> _Auszug_
++++++
Regelungsvorhaben

Familienunternehmer nicht durch überbordende Wegzugsteuerregelungen belasten

Angegeben von:
Stiftung Familienunternehmen und Politik (R000083) am 23.01.2026

Beschreibung:
Bei der Anpassung des § 15 AStG an höchstrichterliche Rechtsprechung sollte nicht über das erforderliche Maß hinausgegangen und eine (Mehr-)Belastung von Familienunternehmen vermieden werden. Insbes. wäre eine Verschärfung der aktuellen Rechtslage unangebracht. Vielmehr sollte im Sinne des Bürokratieabbaus eher dereguliert werden: Rechtssicherer und besser wäre die Rückkehr zu klaren, bewährten Kriterien statt unbestimmter Rechtsbegriffe, ein Abbau übermäßiger Dokumentations- und Nachweispflichten, der Schutz bestehender Strukturen durch Übergangsfristen und die Vermeidung von Standortnachteilen gegenüber anderen EU-Mitgliedstaaten. Wünschenswert wäre für die Wegzugsbesteuerung entsprechend der BMF-Expertenkommission Unternehmenssteuerrecht eine Rückkehr zur alten Rechtslage vor 2022.
++++++
> _Datensätze_
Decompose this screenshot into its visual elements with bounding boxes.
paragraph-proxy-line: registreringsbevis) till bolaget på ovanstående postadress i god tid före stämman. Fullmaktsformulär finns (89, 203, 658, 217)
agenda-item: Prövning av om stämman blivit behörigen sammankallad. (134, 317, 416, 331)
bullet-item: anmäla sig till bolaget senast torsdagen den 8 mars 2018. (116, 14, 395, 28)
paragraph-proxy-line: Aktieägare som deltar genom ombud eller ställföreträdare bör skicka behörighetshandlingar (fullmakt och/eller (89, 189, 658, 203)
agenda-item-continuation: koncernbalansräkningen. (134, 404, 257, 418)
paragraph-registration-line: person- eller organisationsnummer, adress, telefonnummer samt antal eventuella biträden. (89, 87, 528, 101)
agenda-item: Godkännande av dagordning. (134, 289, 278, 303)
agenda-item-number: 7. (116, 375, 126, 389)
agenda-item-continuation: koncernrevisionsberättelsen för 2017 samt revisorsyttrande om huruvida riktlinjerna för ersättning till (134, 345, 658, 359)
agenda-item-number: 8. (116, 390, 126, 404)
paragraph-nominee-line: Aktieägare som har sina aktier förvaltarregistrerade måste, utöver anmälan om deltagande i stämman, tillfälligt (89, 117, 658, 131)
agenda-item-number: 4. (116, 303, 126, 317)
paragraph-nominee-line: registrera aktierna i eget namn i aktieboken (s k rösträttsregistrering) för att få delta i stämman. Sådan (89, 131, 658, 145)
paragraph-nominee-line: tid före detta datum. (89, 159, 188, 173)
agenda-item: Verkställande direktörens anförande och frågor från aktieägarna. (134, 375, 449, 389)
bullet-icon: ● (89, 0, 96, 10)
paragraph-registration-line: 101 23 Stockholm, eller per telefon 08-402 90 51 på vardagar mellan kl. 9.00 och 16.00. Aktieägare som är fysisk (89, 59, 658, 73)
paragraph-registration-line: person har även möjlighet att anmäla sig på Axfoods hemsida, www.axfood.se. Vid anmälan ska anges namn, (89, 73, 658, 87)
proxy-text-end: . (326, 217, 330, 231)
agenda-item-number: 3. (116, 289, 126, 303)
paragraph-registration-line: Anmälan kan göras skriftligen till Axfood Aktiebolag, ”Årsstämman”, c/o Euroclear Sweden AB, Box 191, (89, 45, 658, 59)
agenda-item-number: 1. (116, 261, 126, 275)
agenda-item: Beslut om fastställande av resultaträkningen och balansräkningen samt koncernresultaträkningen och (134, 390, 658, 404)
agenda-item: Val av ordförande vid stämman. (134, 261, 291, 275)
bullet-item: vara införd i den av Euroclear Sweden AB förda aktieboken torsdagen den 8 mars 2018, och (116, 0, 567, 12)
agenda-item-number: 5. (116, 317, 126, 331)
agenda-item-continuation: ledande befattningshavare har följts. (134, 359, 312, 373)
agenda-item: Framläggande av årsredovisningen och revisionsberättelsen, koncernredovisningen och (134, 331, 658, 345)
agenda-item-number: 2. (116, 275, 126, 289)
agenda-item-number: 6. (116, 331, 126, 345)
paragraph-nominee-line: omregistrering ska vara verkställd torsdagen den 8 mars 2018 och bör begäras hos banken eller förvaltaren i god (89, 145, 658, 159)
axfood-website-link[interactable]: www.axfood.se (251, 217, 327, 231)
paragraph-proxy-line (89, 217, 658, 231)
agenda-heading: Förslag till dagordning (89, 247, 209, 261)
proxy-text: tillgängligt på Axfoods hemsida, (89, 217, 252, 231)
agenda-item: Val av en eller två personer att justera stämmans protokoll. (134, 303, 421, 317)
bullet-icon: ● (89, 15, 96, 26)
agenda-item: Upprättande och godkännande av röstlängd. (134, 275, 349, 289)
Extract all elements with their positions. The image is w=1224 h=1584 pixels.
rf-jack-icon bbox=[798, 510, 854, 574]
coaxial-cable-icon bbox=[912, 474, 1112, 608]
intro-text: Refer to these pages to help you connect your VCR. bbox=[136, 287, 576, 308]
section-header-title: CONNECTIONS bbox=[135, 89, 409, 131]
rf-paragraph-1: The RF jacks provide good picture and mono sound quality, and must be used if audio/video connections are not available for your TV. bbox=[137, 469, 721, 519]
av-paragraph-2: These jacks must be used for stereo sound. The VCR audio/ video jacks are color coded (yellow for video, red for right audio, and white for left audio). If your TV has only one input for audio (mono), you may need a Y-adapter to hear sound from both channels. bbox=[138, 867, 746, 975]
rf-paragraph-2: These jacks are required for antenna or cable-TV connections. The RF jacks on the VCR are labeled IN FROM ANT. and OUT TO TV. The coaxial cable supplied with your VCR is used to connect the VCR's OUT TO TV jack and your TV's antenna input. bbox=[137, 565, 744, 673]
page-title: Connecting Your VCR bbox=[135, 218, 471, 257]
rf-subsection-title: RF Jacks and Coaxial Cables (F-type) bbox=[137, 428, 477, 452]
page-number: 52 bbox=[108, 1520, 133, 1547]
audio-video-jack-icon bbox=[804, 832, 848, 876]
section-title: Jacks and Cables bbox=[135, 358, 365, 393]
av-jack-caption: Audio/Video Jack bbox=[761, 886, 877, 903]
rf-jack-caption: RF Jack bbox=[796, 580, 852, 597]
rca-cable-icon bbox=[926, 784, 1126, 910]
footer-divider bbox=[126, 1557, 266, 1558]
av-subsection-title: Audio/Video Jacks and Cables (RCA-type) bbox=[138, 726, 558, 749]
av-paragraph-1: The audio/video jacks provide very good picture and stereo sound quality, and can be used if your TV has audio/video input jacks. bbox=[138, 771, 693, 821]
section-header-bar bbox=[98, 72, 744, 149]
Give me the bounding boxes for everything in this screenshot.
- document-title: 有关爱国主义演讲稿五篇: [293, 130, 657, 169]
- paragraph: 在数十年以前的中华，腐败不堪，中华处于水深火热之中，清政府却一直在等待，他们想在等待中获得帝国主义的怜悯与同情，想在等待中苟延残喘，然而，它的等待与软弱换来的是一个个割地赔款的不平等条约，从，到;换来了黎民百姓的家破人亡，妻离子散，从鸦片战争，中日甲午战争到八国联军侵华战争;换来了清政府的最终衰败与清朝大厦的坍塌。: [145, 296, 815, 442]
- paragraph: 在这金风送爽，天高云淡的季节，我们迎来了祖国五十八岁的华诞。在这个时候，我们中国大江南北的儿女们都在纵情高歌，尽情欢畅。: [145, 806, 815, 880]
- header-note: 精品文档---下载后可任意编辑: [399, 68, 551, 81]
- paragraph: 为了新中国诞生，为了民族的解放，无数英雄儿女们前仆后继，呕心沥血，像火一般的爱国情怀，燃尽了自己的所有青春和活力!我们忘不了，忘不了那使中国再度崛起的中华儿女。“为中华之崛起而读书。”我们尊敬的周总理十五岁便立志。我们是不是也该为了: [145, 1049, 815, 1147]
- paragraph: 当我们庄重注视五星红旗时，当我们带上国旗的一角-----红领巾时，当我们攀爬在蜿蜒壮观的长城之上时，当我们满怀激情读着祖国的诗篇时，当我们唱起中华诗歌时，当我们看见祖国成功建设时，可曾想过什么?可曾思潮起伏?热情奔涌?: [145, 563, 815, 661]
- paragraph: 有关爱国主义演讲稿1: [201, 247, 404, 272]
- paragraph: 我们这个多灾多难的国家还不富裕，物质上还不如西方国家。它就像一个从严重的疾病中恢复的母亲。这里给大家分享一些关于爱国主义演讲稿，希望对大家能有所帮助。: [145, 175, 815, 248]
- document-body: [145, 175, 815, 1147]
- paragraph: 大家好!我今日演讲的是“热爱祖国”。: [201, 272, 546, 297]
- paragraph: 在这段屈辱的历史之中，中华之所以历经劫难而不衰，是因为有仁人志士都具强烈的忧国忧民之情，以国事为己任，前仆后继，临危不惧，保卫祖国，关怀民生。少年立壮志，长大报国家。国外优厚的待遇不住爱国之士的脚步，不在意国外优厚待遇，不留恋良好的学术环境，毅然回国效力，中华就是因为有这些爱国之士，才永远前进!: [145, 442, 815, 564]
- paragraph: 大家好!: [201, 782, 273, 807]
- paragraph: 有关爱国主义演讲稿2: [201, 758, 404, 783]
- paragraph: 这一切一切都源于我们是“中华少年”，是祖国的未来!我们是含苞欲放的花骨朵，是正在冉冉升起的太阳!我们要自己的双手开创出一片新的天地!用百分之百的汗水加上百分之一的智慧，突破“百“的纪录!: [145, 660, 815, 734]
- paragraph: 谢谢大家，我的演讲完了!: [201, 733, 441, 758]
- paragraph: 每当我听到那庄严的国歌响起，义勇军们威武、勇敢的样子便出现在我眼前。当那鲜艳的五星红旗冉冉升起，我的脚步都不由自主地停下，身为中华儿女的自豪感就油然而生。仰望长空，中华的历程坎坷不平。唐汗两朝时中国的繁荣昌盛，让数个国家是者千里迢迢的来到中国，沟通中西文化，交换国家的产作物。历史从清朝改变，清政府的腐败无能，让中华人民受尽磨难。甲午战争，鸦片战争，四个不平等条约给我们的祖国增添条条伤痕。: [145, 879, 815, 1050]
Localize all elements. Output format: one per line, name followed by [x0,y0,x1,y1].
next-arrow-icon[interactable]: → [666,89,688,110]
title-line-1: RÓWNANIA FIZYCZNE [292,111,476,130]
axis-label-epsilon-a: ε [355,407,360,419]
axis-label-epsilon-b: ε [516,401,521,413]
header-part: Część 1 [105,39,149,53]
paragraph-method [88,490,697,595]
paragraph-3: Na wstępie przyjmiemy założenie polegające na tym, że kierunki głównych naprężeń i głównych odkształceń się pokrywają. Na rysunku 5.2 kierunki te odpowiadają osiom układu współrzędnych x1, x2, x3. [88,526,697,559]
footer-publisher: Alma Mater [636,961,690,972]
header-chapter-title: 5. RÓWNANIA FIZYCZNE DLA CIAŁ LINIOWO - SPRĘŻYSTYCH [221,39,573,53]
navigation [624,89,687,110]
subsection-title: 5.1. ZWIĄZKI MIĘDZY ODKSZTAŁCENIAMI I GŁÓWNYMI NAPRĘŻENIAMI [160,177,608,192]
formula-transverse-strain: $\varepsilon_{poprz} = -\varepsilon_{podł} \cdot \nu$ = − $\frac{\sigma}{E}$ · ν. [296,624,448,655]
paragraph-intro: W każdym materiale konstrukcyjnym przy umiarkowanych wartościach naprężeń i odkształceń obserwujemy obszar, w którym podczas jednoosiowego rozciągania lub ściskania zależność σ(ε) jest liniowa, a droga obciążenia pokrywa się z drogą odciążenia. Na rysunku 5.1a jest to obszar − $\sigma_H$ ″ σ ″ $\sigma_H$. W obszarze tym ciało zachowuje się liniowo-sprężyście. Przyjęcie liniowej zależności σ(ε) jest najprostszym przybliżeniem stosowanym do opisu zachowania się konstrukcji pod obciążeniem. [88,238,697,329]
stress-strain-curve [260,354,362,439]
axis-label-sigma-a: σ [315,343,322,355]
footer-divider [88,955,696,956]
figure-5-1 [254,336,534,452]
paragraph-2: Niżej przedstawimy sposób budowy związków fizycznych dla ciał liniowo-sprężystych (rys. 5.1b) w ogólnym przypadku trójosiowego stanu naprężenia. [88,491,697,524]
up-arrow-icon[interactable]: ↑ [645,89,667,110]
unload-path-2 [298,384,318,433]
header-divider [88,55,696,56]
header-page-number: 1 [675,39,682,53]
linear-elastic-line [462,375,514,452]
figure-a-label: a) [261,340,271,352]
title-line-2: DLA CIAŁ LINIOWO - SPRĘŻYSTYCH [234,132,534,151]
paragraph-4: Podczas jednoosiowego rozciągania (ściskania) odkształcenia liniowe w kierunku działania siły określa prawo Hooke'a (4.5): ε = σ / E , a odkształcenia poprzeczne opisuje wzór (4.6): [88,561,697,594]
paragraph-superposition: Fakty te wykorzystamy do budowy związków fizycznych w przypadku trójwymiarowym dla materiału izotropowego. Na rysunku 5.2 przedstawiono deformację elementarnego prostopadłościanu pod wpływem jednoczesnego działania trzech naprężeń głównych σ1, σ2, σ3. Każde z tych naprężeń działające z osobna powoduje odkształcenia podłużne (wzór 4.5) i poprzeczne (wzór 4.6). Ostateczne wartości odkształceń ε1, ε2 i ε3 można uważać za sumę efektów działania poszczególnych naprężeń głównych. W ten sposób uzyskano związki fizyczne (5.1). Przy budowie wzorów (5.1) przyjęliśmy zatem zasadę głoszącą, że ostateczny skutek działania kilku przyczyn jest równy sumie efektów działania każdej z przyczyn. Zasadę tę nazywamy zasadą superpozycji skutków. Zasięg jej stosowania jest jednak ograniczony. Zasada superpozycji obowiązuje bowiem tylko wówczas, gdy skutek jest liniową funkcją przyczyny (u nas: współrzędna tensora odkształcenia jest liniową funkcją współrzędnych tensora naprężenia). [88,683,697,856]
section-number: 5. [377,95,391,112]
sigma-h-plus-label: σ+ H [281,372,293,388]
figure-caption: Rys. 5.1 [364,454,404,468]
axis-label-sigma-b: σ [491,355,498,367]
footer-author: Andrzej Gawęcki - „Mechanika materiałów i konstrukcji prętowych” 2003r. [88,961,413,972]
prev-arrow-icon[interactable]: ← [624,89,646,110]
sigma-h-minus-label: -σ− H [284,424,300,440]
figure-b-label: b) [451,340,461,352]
++++++
> _Arbeitsauftrag_
Kannst du den Auszug zur Wegzugsbesteuerung von oben vollständig und wortgetreu wiedergeben?

> _Antwort_
Regelungsvorhaben

Familienunternehmer nicht durch überbordende Wegzugsteuerregelungen belasten

Angegeben von:
Stiftung Familienunternehmen und Politik (R000083) am 23.01.2026

Beschreibung:
Bei der Anpassung des § 15 AStG an höchstrichterliche Rechtsprechung sollte nicht über das erforderliche Maß hinausgegangen und eine (Mehr-)Belastung von Familienunternehmen vermieden werden. Insbes. wäre eine Verschärfung der aktuellen Rechtslage unangebracht. Vielmehr sollte im Sinne des Bürokratieabbaus eher dereguliert werden: Rechtssicherer und besser wäre die Rückkehr zu klaren, bewährten Kriterien statt unbestimmter Rechtsbegriffe, ein Abbau übermäßiger Dokumentations- und Nachweispflichten, der Schutz bestehender Strukturen durch Übergangsfristen und die Vermeidung von Standortnachteilen gegenüber anderen EU-Mitgliedstaaten. Wünschenswert wäre für die Wegzugsbesteuerung entsprechend der BMF-Expertenkommission Unternehmenssteuerrecht eine Rückkehr zur alten Rechtslage vor 2022.